**Data entries**.
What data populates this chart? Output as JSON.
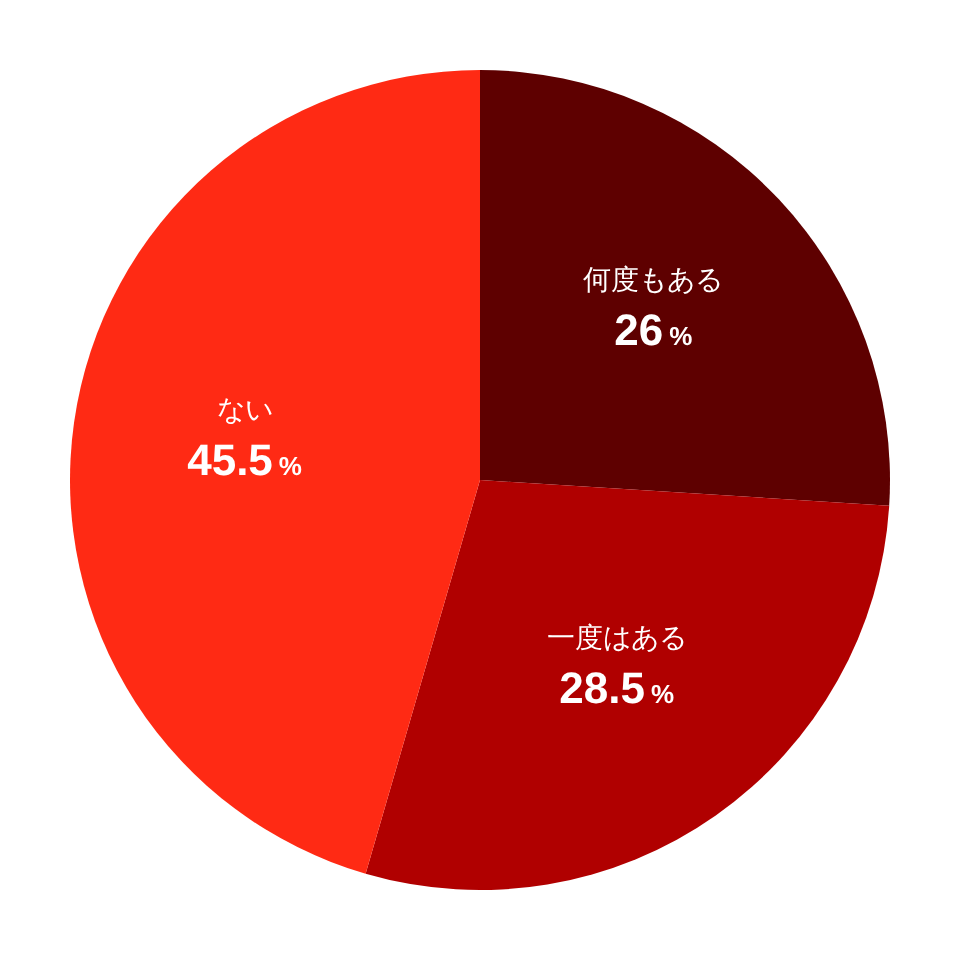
{
  "chart_data": {
    "type": "pie",
    "categories": [
      "何度もある",
      "一度はある",
      "ない"
    ],
    "values": [
      26,
      28.5,
      45.5
    ],
    "colors": [
      "#5e0000",
      "#b00000",
      "#ff2a14"
    ],
    "value_labels": [
      "26%",
      "28.5%",
      "45.5%"
    ]
  }
}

**Prompt**. Give back all entries exactly. No pictures belong in the copy.

**Exercise answer**.
What data populates this chart? Output as JSON.
{
  "chart_data": {
    "type": "pie",
    "categories": [
      "何度もある",
      "一度はある",
      "ない"
    ],
    "values": [
      26,
      28.5,
      45.5
    ],
    "colors": [
      "#5e0000",
      "#b00000",
      "#ff2a14"
    ],
    "value_labels": [
      "26%",
      "28.5%",
      "45.5%"
    ]
  }
}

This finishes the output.